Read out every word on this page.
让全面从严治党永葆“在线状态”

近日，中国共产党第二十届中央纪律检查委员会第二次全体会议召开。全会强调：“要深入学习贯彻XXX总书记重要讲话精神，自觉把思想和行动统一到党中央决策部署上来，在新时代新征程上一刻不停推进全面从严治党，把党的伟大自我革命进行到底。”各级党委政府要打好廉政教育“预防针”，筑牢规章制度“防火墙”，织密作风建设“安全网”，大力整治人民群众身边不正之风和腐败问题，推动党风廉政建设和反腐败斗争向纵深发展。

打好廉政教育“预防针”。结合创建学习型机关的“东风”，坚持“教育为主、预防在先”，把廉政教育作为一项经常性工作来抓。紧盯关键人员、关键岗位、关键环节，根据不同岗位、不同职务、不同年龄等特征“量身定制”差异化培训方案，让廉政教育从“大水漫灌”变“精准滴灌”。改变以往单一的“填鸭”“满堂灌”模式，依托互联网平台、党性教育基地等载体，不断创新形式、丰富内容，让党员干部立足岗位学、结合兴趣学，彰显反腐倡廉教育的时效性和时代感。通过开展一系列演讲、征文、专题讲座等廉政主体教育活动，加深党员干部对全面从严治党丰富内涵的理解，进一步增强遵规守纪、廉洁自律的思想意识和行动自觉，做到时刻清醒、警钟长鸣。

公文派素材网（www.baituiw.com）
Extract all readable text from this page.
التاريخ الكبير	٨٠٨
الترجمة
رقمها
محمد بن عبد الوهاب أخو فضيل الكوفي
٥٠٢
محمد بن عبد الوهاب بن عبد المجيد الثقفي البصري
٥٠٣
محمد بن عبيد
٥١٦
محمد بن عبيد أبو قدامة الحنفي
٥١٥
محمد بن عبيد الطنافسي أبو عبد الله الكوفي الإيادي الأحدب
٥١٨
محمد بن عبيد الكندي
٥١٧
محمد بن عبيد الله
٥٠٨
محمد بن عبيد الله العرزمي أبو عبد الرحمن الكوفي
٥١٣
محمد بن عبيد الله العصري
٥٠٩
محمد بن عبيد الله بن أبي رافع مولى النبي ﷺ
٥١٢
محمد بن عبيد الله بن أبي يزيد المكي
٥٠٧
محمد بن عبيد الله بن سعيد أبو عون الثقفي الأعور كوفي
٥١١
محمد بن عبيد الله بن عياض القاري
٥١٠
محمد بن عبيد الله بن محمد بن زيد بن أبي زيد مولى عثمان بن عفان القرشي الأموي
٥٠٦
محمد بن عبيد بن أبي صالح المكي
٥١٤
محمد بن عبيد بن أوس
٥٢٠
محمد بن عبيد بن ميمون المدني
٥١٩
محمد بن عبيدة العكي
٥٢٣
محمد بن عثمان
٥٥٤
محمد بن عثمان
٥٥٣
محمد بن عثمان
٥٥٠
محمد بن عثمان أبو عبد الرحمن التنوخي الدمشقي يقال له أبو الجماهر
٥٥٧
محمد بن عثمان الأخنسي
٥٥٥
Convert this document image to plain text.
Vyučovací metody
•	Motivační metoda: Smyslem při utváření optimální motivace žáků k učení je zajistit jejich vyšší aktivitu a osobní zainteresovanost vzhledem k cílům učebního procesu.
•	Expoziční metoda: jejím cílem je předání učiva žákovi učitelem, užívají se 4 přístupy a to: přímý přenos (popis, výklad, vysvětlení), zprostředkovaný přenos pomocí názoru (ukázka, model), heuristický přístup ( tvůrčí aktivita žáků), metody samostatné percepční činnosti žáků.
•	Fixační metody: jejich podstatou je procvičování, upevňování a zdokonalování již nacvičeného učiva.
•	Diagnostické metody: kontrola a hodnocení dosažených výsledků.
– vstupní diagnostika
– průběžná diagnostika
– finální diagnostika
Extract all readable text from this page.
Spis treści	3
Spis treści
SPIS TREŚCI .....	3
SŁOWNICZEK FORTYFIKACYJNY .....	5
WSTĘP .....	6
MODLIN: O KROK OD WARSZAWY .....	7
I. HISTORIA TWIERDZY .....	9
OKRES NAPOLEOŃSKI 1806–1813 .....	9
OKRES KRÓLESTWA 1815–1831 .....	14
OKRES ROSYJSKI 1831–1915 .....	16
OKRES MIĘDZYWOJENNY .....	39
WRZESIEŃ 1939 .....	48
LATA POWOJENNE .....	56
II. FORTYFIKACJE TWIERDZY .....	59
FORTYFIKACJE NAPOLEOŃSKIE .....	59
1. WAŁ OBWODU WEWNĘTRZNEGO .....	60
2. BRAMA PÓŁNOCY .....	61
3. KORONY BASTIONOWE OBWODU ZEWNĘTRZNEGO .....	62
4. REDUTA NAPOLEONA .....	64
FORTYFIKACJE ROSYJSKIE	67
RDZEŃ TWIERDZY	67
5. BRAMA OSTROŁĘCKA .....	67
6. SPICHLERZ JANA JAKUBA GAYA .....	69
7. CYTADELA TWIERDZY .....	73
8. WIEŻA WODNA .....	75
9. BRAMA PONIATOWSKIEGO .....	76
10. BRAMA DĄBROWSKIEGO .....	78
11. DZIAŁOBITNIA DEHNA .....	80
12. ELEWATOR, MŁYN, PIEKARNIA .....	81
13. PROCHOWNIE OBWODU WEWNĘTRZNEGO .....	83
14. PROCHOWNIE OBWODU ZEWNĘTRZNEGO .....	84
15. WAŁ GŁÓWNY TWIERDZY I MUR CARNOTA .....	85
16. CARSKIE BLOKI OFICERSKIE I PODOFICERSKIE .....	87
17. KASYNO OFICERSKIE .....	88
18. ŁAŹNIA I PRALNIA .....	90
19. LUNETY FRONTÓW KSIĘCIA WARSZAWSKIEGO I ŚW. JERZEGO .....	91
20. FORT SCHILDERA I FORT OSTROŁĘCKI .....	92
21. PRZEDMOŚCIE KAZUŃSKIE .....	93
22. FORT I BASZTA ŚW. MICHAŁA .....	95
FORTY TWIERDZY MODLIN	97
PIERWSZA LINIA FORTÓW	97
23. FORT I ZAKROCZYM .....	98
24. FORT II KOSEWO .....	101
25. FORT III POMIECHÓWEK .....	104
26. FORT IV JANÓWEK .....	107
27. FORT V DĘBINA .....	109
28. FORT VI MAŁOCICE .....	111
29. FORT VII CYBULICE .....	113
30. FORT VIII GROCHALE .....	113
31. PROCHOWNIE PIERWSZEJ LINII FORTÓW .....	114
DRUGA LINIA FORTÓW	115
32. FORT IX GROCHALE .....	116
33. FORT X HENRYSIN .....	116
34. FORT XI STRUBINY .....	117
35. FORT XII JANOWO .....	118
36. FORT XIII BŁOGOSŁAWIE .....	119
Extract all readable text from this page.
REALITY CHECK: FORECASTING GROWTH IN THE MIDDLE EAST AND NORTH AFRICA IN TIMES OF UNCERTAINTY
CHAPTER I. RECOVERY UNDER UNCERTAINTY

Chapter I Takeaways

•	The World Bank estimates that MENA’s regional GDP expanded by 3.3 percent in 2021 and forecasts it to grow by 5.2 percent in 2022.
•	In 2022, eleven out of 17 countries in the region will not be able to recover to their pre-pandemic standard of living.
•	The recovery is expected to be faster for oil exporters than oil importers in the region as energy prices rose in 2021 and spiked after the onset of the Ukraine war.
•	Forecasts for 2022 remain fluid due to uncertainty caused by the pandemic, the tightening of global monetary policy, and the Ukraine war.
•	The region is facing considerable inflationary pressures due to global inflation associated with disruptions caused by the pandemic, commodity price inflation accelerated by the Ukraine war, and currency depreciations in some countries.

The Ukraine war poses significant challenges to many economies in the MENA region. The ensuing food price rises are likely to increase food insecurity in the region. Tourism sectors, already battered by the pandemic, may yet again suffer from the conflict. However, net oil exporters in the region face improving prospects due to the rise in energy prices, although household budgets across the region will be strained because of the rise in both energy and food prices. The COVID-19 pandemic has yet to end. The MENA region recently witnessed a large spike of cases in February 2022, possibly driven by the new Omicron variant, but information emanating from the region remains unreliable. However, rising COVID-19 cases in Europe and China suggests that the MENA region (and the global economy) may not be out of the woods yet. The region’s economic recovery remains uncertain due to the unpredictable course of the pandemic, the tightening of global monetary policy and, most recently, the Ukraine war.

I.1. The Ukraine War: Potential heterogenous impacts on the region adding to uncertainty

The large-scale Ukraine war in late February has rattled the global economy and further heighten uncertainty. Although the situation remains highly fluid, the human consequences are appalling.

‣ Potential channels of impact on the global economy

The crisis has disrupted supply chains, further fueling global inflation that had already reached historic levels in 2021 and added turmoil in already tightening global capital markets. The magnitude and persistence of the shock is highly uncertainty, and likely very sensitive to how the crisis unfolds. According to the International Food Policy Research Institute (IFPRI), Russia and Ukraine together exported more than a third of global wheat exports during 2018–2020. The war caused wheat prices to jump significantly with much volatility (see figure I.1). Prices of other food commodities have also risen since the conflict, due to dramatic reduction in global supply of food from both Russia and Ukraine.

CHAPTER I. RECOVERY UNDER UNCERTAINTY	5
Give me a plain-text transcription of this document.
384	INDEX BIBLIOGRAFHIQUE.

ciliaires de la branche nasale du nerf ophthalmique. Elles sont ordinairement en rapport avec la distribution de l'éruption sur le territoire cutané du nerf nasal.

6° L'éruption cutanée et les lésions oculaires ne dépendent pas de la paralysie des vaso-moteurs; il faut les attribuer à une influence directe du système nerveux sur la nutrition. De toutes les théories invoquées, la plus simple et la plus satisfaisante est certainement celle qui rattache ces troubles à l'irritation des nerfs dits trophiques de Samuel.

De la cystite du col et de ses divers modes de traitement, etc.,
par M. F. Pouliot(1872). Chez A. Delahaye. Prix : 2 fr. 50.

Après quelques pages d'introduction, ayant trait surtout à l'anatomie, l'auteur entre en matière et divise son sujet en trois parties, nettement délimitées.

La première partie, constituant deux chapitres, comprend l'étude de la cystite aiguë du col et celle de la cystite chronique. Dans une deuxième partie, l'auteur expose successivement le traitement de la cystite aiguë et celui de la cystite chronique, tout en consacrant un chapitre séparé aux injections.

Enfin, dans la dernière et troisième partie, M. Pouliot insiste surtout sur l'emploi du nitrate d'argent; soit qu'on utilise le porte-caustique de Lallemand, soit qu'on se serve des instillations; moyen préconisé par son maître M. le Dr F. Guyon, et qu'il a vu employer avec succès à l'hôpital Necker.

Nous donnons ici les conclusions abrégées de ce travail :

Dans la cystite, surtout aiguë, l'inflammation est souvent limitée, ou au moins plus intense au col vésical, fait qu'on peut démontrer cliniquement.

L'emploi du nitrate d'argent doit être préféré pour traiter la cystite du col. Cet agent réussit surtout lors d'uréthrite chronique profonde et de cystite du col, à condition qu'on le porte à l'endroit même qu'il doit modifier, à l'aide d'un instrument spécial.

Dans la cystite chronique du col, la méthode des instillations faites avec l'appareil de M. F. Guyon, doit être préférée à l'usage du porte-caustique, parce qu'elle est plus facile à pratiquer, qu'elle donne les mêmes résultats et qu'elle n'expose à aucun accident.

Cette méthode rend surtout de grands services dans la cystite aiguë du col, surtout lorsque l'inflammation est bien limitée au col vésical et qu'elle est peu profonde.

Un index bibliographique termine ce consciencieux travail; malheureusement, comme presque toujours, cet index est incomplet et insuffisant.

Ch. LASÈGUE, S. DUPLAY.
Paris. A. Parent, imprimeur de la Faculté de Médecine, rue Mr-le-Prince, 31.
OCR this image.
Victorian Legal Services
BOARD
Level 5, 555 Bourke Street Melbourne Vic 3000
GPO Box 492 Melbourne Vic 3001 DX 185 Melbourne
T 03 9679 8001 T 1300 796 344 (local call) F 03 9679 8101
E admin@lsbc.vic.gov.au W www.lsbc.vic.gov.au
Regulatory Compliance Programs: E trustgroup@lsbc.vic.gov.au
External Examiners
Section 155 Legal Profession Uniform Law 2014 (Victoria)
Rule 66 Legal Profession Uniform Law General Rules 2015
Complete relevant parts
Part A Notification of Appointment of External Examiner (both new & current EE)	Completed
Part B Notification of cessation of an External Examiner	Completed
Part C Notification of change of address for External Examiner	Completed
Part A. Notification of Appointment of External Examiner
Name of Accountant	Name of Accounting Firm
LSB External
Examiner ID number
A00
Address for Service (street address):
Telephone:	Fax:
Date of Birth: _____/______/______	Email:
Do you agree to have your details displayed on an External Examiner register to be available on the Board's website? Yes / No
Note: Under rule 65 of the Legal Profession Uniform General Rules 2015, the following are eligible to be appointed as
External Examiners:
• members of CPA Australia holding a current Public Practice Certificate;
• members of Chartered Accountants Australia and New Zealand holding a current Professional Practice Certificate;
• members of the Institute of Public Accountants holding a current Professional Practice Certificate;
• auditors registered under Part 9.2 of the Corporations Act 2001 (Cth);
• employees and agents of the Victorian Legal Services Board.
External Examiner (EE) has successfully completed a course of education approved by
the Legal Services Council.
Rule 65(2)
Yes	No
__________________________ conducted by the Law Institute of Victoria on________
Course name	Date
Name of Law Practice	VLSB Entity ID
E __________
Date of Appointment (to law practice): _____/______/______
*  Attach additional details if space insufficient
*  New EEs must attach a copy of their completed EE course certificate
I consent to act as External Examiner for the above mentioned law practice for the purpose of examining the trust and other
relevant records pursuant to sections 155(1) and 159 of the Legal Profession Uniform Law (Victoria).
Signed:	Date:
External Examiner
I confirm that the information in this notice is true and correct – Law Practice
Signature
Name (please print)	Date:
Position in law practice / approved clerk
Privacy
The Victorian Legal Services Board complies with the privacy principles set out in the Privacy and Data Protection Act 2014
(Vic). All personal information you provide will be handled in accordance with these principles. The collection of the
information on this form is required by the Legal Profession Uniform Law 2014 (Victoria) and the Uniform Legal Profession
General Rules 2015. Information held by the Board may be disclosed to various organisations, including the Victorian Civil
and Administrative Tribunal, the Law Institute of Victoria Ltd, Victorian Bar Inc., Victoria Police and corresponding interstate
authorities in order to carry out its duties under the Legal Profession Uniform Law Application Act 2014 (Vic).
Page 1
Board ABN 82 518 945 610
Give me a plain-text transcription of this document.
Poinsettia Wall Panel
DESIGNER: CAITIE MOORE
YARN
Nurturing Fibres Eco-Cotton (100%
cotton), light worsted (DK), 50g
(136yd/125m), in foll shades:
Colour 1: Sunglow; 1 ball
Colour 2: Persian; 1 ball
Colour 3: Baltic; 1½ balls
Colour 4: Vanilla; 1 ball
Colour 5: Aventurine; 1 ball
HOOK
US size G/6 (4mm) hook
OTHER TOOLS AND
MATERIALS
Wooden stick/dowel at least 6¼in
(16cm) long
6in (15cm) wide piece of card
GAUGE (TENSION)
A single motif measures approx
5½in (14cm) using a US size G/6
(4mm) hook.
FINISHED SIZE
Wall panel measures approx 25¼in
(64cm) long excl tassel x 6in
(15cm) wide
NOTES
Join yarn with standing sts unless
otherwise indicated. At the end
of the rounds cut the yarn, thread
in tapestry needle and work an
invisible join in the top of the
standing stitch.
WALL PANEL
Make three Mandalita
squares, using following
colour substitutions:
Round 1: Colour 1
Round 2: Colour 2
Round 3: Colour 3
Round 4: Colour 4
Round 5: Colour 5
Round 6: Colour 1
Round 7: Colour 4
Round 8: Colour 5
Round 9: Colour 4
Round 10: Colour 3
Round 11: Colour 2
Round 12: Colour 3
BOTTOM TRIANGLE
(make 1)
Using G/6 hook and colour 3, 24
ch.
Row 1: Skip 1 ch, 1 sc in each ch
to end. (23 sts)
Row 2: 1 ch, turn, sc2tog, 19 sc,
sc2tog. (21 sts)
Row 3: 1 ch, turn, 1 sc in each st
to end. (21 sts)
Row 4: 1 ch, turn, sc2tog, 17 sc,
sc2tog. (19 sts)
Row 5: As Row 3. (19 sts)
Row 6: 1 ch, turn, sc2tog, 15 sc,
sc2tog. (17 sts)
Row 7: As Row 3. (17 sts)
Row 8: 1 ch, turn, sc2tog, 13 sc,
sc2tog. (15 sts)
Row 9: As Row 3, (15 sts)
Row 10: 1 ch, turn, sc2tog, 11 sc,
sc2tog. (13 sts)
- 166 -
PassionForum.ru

——

Look through the listing and extract every line with "caustique" in it.

Enfin, dans la dernière et troisième partie, M. Pouliot insiste surtout sur l'emploi du nitrate d'argent; soit qu'on utilise le porte-caustique de Lallemand, soit qu'on se serve des instillations; moyen préconisé par son maître M. le Dr F. Guyon, et qu'il a vu employer avec succès à l'hôpital Necker.
Dans la cystite chronique du col, la méthode des instillations faites avec l'appareil de M. F. Guyon, doit être préférée à l'usage du porte-caustique, parce qu'elle est plus facile à pratiquer, qu'elle donne les mêmes résultats et qu'elle n'expose à aucun accident.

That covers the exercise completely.